* **短い課題 A**
一覧の最初の行から「sort-filter-button[interactable]: AZ 排序和筛选」を含む行までを、その行も含めて一字も変えずに書き写すこと。

* **原文の抜粋**

________

資金調達でファクタリングを利用することの危険〜建設業経営者が知っておくべき落とし穴〜

  • 投稿:2025年10月06日
資金調達でファクタリングを利用することの危険〜建設業経営者が知っておくべき落とし穴〜

建設業は、資金繰りが難しい業種の代表格です。外注費や材料費などの支出が先行し、売上の入金が遅れる構造のため、工事にかかった費用を一時的に立て替えるような状態が常態化しています。入金が翌月であればまだ良い方で、翌々月、あるいはそれ以上先になることも珍しくありません。
こうした状況の中で、資金繰りに追い込まれた社長が「緊急的な資金調達手段」として選択するのが、ファクタリングです。金融機関からの短期融資(手形貸付など)に比べて手続きが簡単で、スピーディに資金調達ができるというメリットがあります。しかし、ファクタリングには見過ごせないリスクが潜んでいます。
本記事では、ファクタリングの仕組みとメリット・デメリットを整理し、建設業経営者が陥りがちな落とし穴について解説します。

ファクタリングとは?

ファクタリングとは、売掛債権(=売掛金)をファクタリング会社に譲渡することで資金を調達する手法です。融資ではなく、債権の売却という位置づけになります。つまり、借金ではないため、信用情報に傷がつくことはありません。

この点だけを見ると「便利な資金調達手段」と思われがちですが、実際には多くの注意点があります。

ファクタリングには主に以下の2種類があります。

  • 3社間ファクタリング
  • 2社間ファクタリング

それぞれの特徴と注意点を見ていきましょう。

3社間ファクタリングの仕組みとリスク

3社間ファクタリングは、売掛先(取引先)に債権譲渡の承諾を得たうえで、ファクタリング会社から資金を受け取る仕組みです。債権の譲渡が取引先に通知されるため、取引先との間に「信用不安」が生じる可能性があります。

たとえば、「この会社は資金繰りが厳しいのでは?」という印象を与えてしまい、今後の取引に支障をきたすこともあり得ます。建設業では、元請との信頼関係が非常に重要です。信用不安が広がることで、受注機会の減少や契約解除といったリスクにもつながりかねません。

また、取引先によっては債権譲渡に難色を示すケースもあり、承諾が得られずファクタリング自体が成立しないこともあります。つまり、3社間ファクタリングは「信用を犠牲にして資金を得る」手法とも言えるのです。

________

* **提供された一覧**
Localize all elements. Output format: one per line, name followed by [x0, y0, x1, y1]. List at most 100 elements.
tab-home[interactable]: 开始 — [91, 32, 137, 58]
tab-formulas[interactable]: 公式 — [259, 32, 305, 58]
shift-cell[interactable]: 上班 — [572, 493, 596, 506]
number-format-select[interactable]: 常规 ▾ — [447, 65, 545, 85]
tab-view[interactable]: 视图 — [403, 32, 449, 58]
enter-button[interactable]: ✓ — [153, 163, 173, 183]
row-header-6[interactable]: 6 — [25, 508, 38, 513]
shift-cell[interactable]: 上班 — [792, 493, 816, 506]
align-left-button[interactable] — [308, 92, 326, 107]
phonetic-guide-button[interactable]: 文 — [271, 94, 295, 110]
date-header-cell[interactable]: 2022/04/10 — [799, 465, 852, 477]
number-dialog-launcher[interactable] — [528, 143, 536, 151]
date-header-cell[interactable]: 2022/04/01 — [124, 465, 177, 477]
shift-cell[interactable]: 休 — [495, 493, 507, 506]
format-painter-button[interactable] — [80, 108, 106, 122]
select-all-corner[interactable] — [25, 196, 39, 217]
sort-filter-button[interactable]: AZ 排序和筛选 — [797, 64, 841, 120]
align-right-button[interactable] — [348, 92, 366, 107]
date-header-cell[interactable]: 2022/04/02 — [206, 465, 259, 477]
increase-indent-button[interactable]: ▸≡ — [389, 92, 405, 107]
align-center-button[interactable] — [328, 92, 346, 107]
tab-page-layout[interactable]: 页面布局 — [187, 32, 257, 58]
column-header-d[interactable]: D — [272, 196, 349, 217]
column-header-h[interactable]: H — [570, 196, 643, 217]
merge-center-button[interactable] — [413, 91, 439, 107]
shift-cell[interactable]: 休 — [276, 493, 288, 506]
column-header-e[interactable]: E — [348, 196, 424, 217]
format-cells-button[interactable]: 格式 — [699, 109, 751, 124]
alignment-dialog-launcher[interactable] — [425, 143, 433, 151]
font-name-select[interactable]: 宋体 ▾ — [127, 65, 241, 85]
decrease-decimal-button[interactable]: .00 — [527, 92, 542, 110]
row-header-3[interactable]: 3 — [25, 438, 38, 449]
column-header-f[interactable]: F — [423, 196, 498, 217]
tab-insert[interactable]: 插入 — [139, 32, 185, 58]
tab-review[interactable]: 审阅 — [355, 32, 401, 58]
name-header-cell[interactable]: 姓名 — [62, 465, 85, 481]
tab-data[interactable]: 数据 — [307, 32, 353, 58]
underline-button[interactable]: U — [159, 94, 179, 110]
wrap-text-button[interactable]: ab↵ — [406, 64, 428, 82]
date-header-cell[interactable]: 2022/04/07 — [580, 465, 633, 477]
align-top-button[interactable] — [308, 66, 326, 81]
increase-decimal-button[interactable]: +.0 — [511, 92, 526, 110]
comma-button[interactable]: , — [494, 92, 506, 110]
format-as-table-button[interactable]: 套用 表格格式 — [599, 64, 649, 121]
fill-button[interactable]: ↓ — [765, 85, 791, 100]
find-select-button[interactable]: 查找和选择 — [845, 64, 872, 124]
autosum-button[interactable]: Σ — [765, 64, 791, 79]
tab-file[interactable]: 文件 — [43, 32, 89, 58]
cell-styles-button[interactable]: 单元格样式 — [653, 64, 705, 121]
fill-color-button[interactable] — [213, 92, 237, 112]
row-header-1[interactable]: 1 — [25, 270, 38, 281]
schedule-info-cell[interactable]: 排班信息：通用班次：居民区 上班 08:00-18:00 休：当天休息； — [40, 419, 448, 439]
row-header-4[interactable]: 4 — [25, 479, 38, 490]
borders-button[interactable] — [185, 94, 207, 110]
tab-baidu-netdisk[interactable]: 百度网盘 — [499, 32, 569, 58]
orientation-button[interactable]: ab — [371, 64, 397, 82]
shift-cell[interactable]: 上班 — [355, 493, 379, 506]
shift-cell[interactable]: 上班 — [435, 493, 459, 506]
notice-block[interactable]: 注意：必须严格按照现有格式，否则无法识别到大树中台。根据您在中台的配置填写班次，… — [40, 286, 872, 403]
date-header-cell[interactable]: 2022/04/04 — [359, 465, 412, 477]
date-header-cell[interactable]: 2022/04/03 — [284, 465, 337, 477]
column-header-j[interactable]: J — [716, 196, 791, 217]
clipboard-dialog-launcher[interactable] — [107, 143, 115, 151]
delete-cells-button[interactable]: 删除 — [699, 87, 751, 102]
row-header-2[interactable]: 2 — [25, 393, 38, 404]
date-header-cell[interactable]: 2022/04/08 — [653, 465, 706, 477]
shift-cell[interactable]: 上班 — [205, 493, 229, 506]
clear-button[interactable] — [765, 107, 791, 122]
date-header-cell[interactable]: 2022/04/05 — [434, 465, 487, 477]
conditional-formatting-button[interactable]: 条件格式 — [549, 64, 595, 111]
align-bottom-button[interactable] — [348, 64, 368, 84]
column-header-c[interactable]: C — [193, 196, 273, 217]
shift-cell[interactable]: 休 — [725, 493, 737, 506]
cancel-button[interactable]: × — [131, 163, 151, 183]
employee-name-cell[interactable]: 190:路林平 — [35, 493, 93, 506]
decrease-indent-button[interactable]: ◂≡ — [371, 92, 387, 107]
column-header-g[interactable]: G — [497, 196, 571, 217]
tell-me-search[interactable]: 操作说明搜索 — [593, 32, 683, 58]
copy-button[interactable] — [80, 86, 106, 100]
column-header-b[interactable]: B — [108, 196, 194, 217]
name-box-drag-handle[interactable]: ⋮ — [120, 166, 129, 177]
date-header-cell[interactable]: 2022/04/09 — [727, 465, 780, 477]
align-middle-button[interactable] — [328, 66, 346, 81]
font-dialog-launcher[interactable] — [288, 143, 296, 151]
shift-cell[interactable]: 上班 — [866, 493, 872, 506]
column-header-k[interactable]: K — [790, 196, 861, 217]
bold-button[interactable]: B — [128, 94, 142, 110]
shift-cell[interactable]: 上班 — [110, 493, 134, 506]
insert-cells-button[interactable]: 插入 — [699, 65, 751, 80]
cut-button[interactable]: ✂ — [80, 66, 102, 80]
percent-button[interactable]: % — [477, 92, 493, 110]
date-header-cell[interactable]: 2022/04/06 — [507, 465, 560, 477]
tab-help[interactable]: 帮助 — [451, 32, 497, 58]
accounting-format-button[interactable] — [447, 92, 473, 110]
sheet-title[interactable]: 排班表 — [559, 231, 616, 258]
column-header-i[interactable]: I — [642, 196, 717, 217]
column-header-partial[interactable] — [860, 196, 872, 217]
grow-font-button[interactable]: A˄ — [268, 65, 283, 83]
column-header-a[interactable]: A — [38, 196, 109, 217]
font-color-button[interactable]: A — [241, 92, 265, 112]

________

* **短い課題 B**
原文の抜粋では、ファクタリングは融資ではなく何という位置づけになると述べているか。

* **課題の回答 A**
Localize all elements. Output format: one per line, name followed by [x0, y0, x1, y1]. List at most 100 elements.
tab-home[interactable]: 开始 — [91, 32, 137, 58]
tab-formulas[interactable]: 公式 — [259, 32, 305, 58]
shift-cell[interactable]: 上班 — [572, 493, 596, 506]
number-format-select[interactable]: 常规 ▾ — [447, 65, 545, 85]
tab-view[interactable]: 视图 — [403, 32, 449, 58]
enter-button[interactable]: ✓ — [153, 163, 173, 183]
row-header-6[interactable]: 6 — [25, 508, 38, 513]
shift-cell[interactable]: 上班 — [792, 493, 816, 506]
align-left-button[interactable] — [308, 92, 326, 107]
phonetic-guide-button[interactable]: 文 — [271, 94, 295, 110]
date-header-cell[interactable]: 2022/04/10 — [799, 465, 852, 477]
number-dialog-launcher[interactable] — [528, 143, 536, 151]
date-header-cell[interactable]: 2022/04/01 — [124, 465, 177, 477]
shift-cell[interactable]: 休 — [495, 493, 507, 506]
format-painter-button[interactable] — [80, 108, 106, 122]
select-all-corner[interactable] — [25, 196, 39, 217]
sort-filter-button[interactable]: AZ 排序和筛选 — [797, 64, 841, 120]

* **課題の回答 B**
債権の売却という位置づけになる。